▸ **Aufgabenliste**
a – Vor welcher Kammer muss sich der 21-Jährige laut dem Gerichtsbericht über den Messerangriff in Boostedt verantworten?
b – Fahre mit dem Gerichtsbericht über den Messerangriff in Boostedt nach seinem letzten Satz fort.

▸ **Textauszug**
___

Boostedt/Kiel. 21-jähriger Somalier aus der Flüchtlingsunterkunft in Boostedt steht wegen versuchten Mordes an einem Landsmann (32) vor Gericht.

Und wieder Boostedt: Der letzte Prozess um eine Messerstecherei in der Flüchtlingsunterkunft im Kreis Segeberg ist noch nicht abgeschlossen, da verhandelt das Kieler Landgericht eine weitere Eskalation der Gewalt in der ehemaligen Kaserne.

Seit gestern muss sich ein 21-jähriger Somalier wegen versuchten Mordes vor der Jugendstrafkammer verantworten. Der Angeklagte räumte ein, mit einem spitzen Gegenstand auf einen Landsmann eingestochen zu haben.

Der Staatsanwalt wirft dem seit mindestens vier Jahren in Deutschland lebenden Ostafrikaner vor, in der Nacht zum 3. Oktober 2018 versucht zu haben, einen 32 Jahre alten Mitbewohner der Unterkunft heimtückisch zu töten. Der Tat seien gegenseitige Provokationen vorausgegangen, die „erkennbar nicht ernstlich gemeint“ gewesen seien.

___

▸ **Gespeicherte Daten**
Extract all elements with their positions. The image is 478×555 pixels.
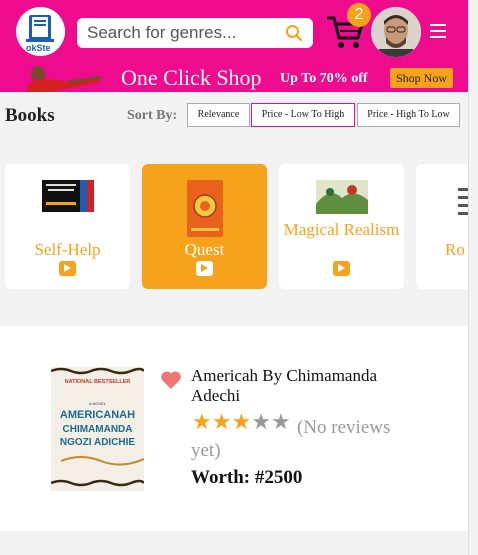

___

▸ **Antworten je Aufgabe**
a – Vor der Jugendstrafkammer des Kieler Landgerichts.

b –
So habe sich der Angeklagte über den „Bierbauch“ des späteren Opfers lustig gemacht. Beide hätten zunächst gelacht. Dann aber habe der Angeklagte ein als Waffe mitgeführtes Metallstück aus der Tasche gezogen und den älteren Landsmann damit im Gesicht verletzt.

Durch die Stiche wurde die Magenwand perforiert

Der zur Tatzeit Heranwachsende habe das flüchtende Opfer verfolgt, zu Fall gebracht und auf seinen Rücken und Oberbauch eingestochen. Dabei sei die Magenwand perforiert worden – eine lebensgefährliche Verletzung, so der Staatsanwalt. Der Angeklagte will vom späteren Opfer zuvor immer wieder drangsaliert und beleidigt worden sein – wegen seiner Neigung, seine Probleme in Alkohol zu ertränken. Aber auch wegen seiner Angehörigkeit zu einem angeblich minderwertigen Clan.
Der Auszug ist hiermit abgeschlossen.